Print all of the lines exactly. Any picture among them stays out.

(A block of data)
<<<<

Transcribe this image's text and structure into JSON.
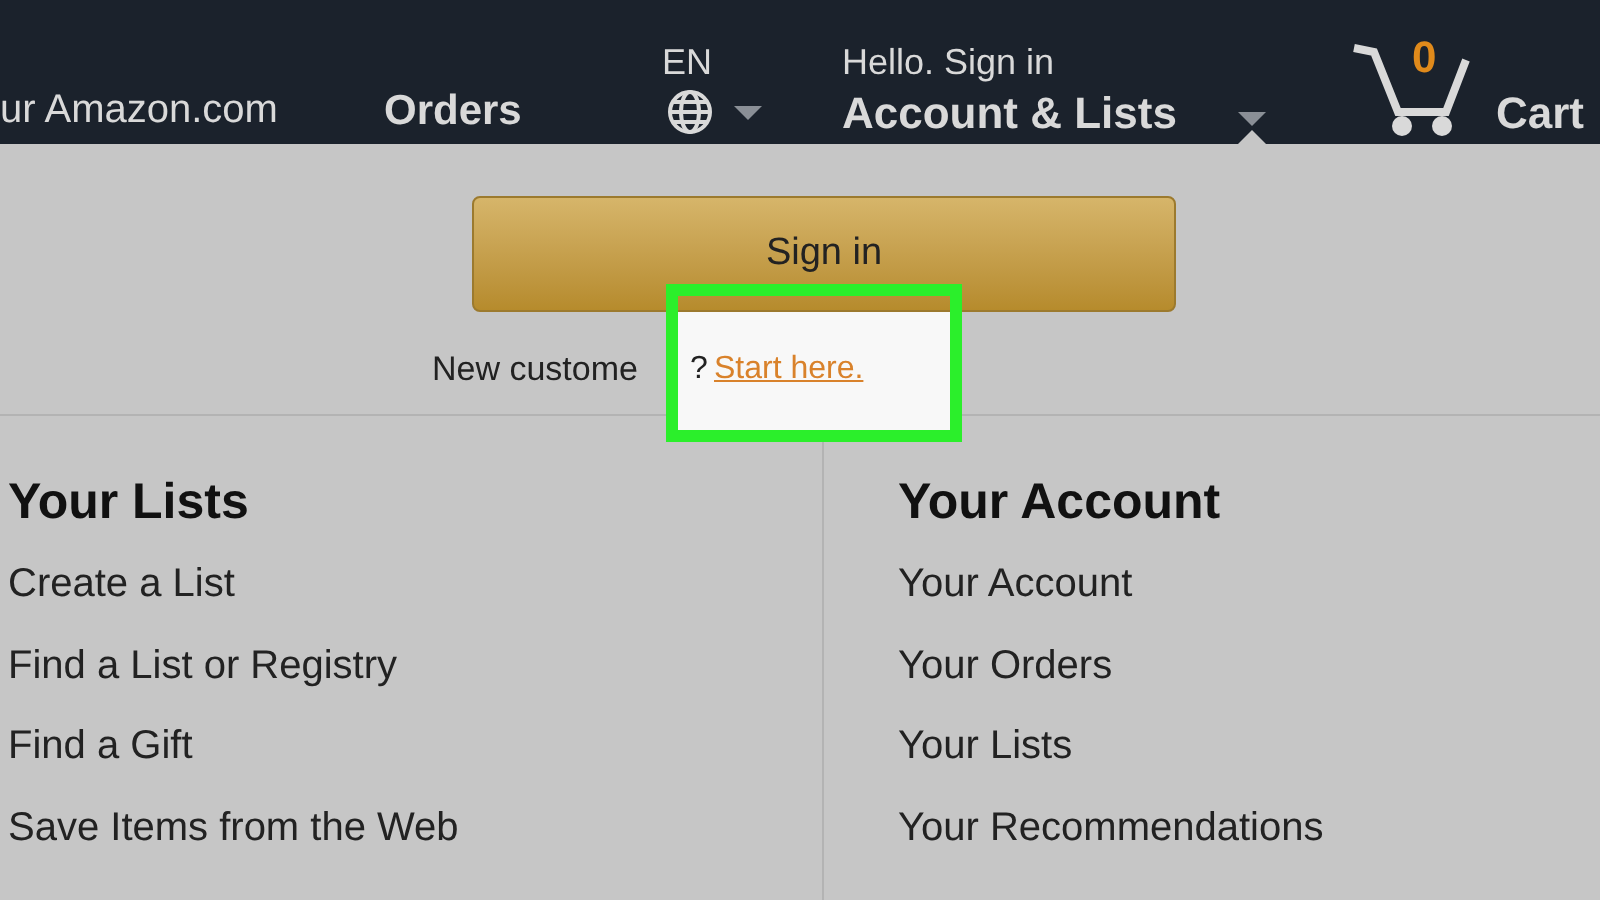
{
  "nav": {
    "site_link": "ur Amazon.com",
    "orders": "Orders",
    "language": "EN",
    "greeting": "Hello. Sign in",
    "account": "Account & Lists",
    "cart_count": "0",
    "cart": "Cart"
  },
  "signin": {
    "button": "Sign in",
    "prompt_start": "New custome",
    "prompt_end": "?",
    "link": "Start here."
  },
  "columns": [
    {
      "title": "Your Lists",
      "items": [
        "Create a List",
        "Find a List or Registry",
        "Find a Gift",
        "Save Items from the Web"
      ]
    },
    {
      "title": "Your Account",
      "items": [
        "Your Account",
        "Your Orders",
        "Your Lists",
        "Your Recommendations"
      ]
    }
  ]
}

>>>>

> Task output:
Transcribe this image's text and structure into JSON.
{
  "nav": {
    "site_link": "ur Amazon.com",
    "orders": "Orders",
    "language": "EN",
    "greeting": "Hello. Sign in",
    "account": "Account & Lists",
    "cart_count": "0",
    "cart": "Cart"
  },
  "signin": {
    "button": "Sign in",
    "prompt_start": "New custome",
    "prompt_end": "?",
    "link": "Start here."
  },
  "columns": [
    {
      "title": "Your Lists",
      "items": [
        "Create a List",
        "Find a List or Registry",
        "Find a Gift",
        "Save Items from the Web"
      ]
    },
    {
      "title": "Your Account",
      "items": [
        "Your Account",
        "Your Orders",
        "Your Lists",
        "Your Recommendations"
      ]
    }
  ]
}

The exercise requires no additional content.